START Materials provided

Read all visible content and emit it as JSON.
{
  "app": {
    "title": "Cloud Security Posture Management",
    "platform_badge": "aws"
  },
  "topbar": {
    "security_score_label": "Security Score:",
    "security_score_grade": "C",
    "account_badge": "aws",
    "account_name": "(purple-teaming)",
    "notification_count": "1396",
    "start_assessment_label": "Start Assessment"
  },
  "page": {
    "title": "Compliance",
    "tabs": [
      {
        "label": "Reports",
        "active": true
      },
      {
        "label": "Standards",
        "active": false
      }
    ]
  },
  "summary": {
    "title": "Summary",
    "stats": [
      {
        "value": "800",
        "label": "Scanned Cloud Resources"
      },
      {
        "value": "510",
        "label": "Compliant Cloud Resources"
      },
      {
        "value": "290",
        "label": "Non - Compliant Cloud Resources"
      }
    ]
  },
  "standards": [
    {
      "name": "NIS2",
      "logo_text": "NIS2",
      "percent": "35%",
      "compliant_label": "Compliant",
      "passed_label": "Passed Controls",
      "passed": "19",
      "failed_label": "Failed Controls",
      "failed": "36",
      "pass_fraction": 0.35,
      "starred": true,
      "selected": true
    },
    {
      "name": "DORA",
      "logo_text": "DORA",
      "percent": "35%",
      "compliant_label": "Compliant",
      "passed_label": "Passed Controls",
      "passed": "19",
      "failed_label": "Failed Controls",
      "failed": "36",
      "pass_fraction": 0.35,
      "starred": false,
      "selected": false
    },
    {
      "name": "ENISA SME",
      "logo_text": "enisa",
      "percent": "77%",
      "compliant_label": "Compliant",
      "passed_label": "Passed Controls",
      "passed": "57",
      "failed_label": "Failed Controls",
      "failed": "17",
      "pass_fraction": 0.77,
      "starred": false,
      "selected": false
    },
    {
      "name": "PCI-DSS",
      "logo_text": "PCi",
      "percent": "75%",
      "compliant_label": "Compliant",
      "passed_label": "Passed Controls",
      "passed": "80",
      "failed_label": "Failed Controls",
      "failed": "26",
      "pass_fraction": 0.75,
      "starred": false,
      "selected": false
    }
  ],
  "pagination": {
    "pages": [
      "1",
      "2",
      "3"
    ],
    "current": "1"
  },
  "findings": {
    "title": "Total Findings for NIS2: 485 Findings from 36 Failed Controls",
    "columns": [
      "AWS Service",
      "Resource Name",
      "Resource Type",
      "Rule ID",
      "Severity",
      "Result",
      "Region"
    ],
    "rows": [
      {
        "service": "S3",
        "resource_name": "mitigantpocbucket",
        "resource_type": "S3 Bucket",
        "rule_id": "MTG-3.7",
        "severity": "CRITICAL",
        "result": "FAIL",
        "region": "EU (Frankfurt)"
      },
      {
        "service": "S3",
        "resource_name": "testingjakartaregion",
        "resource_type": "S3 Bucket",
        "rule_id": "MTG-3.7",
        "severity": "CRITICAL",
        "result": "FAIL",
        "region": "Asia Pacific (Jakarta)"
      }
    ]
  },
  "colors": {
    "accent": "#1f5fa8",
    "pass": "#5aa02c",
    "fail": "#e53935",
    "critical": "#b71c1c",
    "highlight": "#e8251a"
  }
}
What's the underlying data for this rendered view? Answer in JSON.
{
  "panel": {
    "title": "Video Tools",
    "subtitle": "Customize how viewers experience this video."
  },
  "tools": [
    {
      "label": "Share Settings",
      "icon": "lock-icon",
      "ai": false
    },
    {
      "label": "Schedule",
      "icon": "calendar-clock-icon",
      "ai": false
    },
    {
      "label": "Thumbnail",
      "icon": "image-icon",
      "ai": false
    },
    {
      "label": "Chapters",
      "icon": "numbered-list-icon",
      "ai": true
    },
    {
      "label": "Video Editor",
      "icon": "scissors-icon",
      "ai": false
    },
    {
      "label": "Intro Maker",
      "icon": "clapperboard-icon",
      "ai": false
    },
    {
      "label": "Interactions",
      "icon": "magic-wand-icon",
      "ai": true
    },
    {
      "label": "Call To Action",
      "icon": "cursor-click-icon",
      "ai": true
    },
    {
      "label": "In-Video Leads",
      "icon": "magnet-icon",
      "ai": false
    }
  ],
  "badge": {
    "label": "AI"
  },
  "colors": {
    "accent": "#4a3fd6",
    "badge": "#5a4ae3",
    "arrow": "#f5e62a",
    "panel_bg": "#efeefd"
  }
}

END Materials provided

Task goal
Exactly reproduce every line of the records.

Result
Read all visible content and emit it as JSON.
{
  "app": {
    "title": "Cloud Security Posture Management",
    "platform_badge": "aws"
  },
  "topbar": {
    "security_score_label": "Security Score:",
    "security_score_grade": "C",
    "account_badge": "aws",
    "account_name": "(purple-teaming)",
    "notification_count": "1396",
    "start_assessment_label": "Start Assessment"
  },
  "page": {
    "title": "Compliance",
    "tabs": [
      {
        "label": "Reports",
        "active": true
      },
      {
        "label": "Standards",
        "active": false
      }
    ]
  },
  "summary": {
    "title": "Summary",
    "stats": [
      {
        "value": "800",
        "label": "Scanned Cloud Resources"
      },
      {
        "value": "510",
        "label": "Compliant Cloud Resources"
      },
      {
        "value": "290",
        "label": "Non - Compliant Cloud Resources"
      }
    ]
  },
  "standards": [
    {
      "name": "NIS2",
      "logo_text": "NIS2",
      "percent": "35%",
      "compliant_label": "Compliant",
      "passed_label": "Passed Controls",
      "passed": "19",
      "failed_label": "Failed Controls",
      "failed": "36",
      "pass_fraction": 0.35,
      "starred": true,
      "selected": true
    },
    {
      "name": "DORA",
      "logo_text": "DORA",
      "percent": "35%",
      "compliant_label": "Compliant",
      "passed_label": "Passed Controls",
      "passed": "19",
      "failed_label": "Failed Controls",
      "failed": "36",
      "pass_fraction": 0.35,
      "starred": false,
      "selected": false
    },
    {
      "name": "ENISA SME",
      "logo_text": "enisa",
      "percent": "77%",
      "compliant_label": "Compliant",
      "passed_label": "Passed Controls",
      "passed": "57",
      "failed_label": "Failed Controls",
      "failed": "17",
      "pass_fraction": 0.77,
      "starred": false,
      "selected": false
    },
    {
      "name": "PCI-DSS",
      "logo_text": "PCi",
      "percent": "75%",
      "compliant_label": "Compliant",
      "passed_label": "Passed Controls",
      "passed": "80",
      "failed_label": "Failed Controls",
      "failed": "26",
      "pass_fraction": 0.75,
      "starred": false,
      "selected": false
    }
  ],
  "pagination": {
    "pages": [
      "1",
      "2",
      "3"
    ],
    "current": "1"
  },
  "findings": {
    "title": "Total Findings for NIS2: 485 Findings from 36 Failed Controls",
    "columns": [
      "AWS Service",
      "Resource Name",
      "Resource Type",
      "Rule ID",
      "Severity",
      "Result",
      "Region"
    ],
    "rows": [
      {
        "service": "S3",
        "resource_name": "mitigantpocbucket",
        "resource_type": "S3 Bucket",
        "rule_id": "MTG-3.7",
        "severity": "CRITICAL",
        "result": "FAIL",
        "region": "EU (Frankfurt)"
      },
      {
        "service": "S3",
        "resource_name": "testingjakartaregion",
        "resource_type": "S3 Bucket",
        "rule_id": "MTG-3.7",
        "severity": "CRITICAL",
        "result": "FAIL",
        "region": "Asia Pacific (Jakarta)"
      }
    ]
  },
  "colors": {
    "accent": "#1f5fa8",
    "pass": "#5aa02c",
    "fail": "#e53935",
    "critical": "#b71c1c",
    "highlight": "#e8251a"
  }
}
What's the underlying data for this rendered view? Answer in JSON.
{
  "panel": {
    "title": "Video Tools",
    "subtitle": "Customize how viewers experience this video."
  },
  "tools": [
    {
      "label": "Share Settings",
      "icon": "lock-icon",
      "ai": false
    },
    {
      "label": "Schedule",
      "icon": "calendar-clock-icon",
      "ai": false
    },
    {
      "label": "Thumbnail",
      "icon": "image-icon",
      "ai": false
    },
    {
      "label": "Chapters",
      "icon": "numbered-list-icon",
      "ai": true
    },
    {
      "label": "Video Editor",
      "icon": "scissors-icon",
      "ai": false
    },
    {
      "label": "Intro Maker",
      "icon": "clapperboard-icon",
      "ai": false
    },
    {
      "label": "Interactions",
      "icon": "magic-wand-icon",
      "ai": true
    },
    {
      "label": "Call To Action",
      "icon": "cursor-click-icon",
      "ai": true
    },
    {
      "label": "In-Video Leads",
      "icon": "magnet-icon",
      "ai": false
    }
  ],
  "badge": {
    "label": "AI"
  },
  "colors": {
    "accent": "#4a3fd6",
    "badge": "#5a4ae3",
    "arrow": "#f5e62a",
    "panel_bg": "#efeefd"
  }
}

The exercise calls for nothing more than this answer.